(Source data):
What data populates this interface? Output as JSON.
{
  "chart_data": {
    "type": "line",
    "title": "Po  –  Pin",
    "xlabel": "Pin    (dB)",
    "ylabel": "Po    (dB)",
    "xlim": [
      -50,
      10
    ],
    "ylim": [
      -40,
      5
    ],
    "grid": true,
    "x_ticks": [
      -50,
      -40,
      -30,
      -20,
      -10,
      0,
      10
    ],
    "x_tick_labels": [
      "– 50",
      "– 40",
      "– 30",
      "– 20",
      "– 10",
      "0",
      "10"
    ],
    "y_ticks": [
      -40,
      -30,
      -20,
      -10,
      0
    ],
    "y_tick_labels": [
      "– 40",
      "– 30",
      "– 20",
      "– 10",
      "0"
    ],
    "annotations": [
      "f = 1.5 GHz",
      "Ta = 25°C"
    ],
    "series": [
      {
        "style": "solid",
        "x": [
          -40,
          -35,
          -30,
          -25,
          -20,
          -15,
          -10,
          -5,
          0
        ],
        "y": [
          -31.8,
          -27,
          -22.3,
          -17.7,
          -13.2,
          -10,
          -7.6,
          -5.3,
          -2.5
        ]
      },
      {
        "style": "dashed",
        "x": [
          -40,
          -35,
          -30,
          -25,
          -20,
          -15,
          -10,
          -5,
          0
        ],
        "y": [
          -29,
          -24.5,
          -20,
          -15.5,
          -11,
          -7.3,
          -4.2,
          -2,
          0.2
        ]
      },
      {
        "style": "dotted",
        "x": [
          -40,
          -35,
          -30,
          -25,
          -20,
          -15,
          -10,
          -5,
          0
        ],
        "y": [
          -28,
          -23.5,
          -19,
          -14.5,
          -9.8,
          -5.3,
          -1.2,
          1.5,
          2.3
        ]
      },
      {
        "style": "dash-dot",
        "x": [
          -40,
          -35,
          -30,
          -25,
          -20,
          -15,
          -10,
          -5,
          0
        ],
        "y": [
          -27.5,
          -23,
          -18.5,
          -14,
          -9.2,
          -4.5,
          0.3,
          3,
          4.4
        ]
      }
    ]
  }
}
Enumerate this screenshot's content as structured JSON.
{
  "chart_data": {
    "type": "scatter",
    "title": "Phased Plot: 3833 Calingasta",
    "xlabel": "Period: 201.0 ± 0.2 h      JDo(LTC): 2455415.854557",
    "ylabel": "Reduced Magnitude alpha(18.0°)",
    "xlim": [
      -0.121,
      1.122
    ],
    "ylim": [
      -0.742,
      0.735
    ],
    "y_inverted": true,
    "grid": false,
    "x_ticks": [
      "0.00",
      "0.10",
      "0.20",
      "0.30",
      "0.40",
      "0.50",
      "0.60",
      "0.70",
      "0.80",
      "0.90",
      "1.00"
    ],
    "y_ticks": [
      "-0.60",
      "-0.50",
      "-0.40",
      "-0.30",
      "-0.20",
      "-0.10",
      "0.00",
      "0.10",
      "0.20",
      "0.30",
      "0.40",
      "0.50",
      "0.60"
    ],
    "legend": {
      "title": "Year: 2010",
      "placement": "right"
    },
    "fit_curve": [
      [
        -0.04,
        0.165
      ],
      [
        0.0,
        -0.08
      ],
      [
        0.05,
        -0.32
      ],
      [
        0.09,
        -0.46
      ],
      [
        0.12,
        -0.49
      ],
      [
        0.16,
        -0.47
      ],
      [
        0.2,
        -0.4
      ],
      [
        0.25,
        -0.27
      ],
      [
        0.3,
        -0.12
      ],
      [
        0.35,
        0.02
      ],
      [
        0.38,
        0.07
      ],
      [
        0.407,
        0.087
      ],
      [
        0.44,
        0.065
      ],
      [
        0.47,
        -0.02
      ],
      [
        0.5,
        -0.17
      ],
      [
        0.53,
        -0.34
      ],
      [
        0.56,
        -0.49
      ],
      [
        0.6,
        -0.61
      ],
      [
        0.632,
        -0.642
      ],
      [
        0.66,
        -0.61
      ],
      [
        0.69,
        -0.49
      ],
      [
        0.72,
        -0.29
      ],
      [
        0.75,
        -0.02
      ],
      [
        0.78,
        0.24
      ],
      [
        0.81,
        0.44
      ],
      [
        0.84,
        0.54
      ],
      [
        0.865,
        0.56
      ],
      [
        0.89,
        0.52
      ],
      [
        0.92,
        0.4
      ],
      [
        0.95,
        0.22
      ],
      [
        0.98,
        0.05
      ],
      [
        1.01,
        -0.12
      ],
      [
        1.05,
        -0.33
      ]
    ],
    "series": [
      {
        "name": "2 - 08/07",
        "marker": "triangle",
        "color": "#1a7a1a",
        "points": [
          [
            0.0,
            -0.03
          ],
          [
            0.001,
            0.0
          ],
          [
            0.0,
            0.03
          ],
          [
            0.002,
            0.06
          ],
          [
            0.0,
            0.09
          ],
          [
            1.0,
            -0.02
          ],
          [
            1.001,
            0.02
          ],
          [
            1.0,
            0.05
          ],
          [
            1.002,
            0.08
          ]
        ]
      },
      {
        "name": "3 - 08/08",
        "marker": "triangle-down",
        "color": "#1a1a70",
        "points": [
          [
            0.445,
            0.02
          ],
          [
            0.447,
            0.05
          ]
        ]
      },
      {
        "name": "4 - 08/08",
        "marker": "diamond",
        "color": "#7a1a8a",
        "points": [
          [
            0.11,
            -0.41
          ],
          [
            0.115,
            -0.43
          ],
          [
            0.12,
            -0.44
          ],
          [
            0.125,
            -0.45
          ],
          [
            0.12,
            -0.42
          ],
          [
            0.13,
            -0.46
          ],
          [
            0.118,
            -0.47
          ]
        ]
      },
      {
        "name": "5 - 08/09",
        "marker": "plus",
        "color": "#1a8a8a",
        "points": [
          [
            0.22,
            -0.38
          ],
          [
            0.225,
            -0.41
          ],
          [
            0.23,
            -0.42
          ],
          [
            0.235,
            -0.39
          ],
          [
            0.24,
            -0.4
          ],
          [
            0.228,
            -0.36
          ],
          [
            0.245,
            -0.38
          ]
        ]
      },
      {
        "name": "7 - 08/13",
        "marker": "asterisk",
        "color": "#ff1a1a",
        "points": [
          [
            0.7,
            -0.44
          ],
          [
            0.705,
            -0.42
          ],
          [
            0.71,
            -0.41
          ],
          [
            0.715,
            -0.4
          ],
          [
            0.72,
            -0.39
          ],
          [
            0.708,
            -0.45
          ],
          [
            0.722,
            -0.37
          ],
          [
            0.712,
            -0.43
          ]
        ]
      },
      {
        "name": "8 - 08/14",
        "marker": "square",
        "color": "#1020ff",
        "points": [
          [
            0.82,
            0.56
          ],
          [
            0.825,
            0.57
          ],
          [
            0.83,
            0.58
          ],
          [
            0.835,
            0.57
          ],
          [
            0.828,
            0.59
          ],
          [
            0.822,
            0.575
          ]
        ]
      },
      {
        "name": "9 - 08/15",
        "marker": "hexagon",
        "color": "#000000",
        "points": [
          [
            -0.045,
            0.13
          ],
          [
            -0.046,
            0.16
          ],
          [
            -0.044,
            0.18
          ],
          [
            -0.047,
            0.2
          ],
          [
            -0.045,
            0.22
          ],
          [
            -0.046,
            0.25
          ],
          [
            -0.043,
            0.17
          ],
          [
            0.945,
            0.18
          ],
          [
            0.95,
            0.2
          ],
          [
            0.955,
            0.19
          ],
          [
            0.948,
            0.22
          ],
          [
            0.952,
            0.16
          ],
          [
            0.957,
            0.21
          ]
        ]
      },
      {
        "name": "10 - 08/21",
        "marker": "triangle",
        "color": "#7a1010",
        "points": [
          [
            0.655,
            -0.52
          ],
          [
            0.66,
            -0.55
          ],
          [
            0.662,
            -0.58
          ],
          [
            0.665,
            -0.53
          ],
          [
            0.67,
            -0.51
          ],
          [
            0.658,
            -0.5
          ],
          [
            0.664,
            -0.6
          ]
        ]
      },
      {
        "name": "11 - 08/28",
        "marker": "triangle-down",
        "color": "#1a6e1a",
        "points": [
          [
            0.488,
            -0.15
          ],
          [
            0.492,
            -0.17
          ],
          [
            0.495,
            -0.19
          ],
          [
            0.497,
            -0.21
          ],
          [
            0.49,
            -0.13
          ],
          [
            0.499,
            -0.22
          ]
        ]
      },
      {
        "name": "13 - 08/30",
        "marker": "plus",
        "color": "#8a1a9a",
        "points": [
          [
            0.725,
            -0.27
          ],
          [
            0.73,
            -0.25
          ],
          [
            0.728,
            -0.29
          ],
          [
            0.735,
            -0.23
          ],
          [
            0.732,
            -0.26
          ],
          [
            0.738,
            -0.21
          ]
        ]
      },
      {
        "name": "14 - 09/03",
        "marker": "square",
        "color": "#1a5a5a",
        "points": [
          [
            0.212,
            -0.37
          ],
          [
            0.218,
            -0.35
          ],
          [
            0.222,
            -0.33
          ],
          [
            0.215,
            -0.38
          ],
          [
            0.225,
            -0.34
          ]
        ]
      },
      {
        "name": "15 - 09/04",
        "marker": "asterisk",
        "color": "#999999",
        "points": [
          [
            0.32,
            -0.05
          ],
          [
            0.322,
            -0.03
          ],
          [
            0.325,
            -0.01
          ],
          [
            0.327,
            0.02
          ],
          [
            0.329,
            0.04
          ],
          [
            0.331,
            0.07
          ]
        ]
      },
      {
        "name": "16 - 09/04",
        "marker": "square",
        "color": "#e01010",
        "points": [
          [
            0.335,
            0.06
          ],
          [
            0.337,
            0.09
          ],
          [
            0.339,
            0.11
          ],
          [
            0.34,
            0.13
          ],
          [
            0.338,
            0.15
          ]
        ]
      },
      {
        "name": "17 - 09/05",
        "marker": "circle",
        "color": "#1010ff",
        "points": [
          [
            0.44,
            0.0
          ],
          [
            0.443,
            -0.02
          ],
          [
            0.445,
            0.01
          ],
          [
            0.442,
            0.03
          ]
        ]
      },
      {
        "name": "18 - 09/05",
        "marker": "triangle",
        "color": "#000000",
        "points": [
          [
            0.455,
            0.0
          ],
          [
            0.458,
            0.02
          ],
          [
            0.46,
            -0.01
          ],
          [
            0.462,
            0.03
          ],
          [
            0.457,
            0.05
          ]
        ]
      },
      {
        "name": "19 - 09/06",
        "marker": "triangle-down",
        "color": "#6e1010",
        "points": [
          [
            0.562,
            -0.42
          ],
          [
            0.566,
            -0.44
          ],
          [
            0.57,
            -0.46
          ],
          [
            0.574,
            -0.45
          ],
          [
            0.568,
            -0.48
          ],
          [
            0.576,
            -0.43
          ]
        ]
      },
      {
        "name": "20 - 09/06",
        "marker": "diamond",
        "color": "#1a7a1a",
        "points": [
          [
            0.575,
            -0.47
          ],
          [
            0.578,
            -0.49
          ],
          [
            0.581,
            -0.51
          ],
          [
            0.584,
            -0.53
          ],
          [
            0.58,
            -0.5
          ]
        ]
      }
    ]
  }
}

(What you are asked to do):
Collect each line above holding the string "this".

(Written answer):
What data populates this interface? Output as JSON.
Enumerate this screenshot's content as structured JSON.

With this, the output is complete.